• [Listing]:

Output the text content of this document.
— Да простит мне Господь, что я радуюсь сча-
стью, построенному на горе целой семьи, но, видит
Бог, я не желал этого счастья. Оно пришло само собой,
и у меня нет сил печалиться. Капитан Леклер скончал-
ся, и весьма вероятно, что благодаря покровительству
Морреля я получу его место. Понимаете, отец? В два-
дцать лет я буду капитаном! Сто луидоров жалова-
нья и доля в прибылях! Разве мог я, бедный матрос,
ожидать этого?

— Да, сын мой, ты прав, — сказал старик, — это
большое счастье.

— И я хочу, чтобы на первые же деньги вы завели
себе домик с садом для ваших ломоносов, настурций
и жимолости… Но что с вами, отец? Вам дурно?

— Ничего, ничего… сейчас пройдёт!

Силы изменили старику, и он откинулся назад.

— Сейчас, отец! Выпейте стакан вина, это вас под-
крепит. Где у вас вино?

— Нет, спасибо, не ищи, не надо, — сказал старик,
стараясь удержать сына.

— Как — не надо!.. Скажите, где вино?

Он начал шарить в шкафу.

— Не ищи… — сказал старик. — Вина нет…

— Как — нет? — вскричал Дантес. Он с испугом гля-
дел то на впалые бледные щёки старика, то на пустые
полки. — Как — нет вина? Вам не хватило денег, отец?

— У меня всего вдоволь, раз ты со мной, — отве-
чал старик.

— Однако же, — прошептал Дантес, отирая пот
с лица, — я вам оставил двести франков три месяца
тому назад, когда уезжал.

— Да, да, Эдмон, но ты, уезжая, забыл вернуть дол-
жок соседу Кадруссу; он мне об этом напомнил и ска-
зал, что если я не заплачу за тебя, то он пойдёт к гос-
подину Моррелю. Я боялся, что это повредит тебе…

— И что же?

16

• [Your instructions]:
From the records given above, copy all lines containing "Дантес".

• [Output for this exercise]:
— Как — нет? — вскричал Дантес. Он с испугом гля-
— Однако же, — прошептал Дантес, отирая пот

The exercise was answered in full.